Stored items
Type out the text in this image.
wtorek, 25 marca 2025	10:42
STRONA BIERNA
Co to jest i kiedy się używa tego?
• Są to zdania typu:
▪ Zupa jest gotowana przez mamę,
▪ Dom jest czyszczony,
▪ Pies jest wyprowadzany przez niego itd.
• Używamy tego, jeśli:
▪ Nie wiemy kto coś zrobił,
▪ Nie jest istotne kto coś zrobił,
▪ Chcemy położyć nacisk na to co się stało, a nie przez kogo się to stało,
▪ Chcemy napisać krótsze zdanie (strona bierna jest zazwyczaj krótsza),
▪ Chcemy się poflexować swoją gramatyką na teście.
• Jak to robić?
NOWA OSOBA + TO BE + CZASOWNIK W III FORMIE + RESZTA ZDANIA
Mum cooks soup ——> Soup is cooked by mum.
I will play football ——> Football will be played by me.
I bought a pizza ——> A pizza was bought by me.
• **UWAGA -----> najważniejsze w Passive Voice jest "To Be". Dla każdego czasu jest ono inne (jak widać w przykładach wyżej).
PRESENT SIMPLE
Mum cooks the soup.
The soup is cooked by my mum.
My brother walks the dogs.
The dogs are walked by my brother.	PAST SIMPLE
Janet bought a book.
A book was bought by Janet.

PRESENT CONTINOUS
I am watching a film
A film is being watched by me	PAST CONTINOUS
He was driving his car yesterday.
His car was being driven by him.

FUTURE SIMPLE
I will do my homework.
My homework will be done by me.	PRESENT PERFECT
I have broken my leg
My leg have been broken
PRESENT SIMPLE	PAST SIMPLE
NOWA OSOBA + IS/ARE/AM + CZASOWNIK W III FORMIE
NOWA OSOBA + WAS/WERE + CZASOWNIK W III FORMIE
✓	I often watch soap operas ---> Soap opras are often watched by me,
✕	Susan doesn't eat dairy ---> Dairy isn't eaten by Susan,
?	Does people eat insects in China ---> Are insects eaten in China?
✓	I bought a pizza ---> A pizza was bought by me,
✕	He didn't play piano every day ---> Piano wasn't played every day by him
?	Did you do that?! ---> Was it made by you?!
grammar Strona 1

● Task objective
Write out all of the records once more, exactly.

● Reply to the task
Type out the text in this image.
wtorek, 25 marca 2025	10:42
STRONA BIERNA
Co to jest i kiedy się używa tego?
• Są to zdania typu:
▪ Zupa jest gotowana przez mamę,
▪ Dom jest czyszczony,
▪ Pies jest wyprowadzany przez niego itd.
• Używamy tego, jeśli:
▪ Nie wiemy kto coś zrobił,
▪ Nie jest istotne kto coś zrobił,
▪ Chcemy położyć nacisk na to co się stało, a nie przez kogo się to stało,
▪ Chcemy napisać krótsze zdanie (strona bierna jest zazwyczaj krótsza),
▪ Chcemy się poflexować swoją gramatyką na teście.
• Jak to robić?
NOWA OSOBA + TO BE + CZASOWNIK W III FORMIE + RESZTA ZDANIA
Mum cooks soup ——> Soup is cooked by mum.
I will play football ——> Football will be played by me.
I bought a pizza ——> A pizza was bought by me.
• **UWAGA -----> najważniejsze w Passive Voice jest "To Be". Dla każdego czasu jest ono inne (jak widać w przykładach wyżej).
PRESENT SIMPLE
Mum cooks the soup.
The soup is cooked by my mum.
My brother walks the dogs.
The dogs are walked by my brother.	PAST SIMPLE
Janet bought a book.
A book was bought by Janet.

PRESENT CONTINOUS
I am watching a film
A film is being watched by me	PAST CONTINOUS
He was driving his car yesterday.
His car was being driven by him.

FUTURE SIMPLE
I will do my homework.
My homework will be done by me.	PRESENT PERFECT
I have broken my leg
My leg have been broken
PRESENT SIMPLE	PAST SIMPLE
NOWA OSOBA + IS/ARE/AM + CZASOWNIK W III FORMIE
NOWA OSOBA + WAS/WERE + CZASOWNIK W III FORMIE
✓	I often watch soap operas ---> Soap opras are often watched by me,
✕	Susan doesn't eat dairy ---> Dairy isn't eaten by Susan,
?	Does people eat insects in China ---> Are insects eaten in China?
✓	I bought a pizza ---> A pizza was bought by me,
✕	He didn't play piano every day ---> Piano wasn't played every day by him
?	Did you do that?! ---> Was it made by you?!
grammar Strona 1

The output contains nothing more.